**The request**
Set out every line bearing the string "homme".

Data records
——————

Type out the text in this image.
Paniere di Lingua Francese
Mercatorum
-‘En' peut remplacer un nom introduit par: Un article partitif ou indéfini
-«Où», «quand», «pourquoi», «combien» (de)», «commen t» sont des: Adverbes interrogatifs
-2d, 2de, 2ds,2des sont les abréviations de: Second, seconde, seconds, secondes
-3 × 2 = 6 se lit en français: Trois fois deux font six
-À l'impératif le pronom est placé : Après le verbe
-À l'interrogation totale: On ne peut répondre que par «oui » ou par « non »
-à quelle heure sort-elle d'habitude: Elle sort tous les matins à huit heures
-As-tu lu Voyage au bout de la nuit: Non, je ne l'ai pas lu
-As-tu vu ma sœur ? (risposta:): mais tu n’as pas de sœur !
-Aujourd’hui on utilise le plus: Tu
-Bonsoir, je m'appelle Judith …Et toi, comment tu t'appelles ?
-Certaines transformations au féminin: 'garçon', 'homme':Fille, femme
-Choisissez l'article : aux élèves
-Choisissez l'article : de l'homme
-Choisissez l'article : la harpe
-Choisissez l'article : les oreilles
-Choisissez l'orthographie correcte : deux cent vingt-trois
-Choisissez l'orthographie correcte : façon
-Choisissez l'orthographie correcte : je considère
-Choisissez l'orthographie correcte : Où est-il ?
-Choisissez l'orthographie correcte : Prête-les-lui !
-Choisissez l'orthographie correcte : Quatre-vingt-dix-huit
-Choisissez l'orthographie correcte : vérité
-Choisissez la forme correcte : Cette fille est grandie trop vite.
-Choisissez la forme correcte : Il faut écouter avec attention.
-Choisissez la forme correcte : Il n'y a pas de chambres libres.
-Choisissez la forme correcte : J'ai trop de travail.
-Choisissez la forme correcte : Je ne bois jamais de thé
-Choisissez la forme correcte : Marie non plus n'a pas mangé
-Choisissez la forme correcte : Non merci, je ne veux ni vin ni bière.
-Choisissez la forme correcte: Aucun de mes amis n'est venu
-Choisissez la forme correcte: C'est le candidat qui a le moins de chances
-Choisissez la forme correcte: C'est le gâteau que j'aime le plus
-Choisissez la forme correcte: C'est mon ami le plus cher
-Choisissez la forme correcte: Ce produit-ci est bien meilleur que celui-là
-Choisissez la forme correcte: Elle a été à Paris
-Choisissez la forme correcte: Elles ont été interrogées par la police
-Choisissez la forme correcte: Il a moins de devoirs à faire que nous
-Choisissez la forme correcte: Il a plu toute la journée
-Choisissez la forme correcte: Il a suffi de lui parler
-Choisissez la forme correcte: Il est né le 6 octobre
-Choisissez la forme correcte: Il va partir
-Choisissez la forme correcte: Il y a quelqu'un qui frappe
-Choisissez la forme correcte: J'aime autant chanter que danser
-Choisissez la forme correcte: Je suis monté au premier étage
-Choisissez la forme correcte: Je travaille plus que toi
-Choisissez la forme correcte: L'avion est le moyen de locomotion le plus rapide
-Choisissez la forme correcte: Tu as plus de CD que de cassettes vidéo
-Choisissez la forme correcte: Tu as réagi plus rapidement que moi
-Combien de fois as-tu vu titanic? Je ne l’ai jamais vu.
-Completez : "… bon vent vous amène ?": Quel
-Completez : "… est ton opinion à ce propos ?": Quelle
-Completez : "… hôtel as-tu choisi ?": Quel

——————

**Result**
-Certaines transformations au féminin: 'garçon', 'homme':Fille, femme
-Choisissez l'article : de l'homme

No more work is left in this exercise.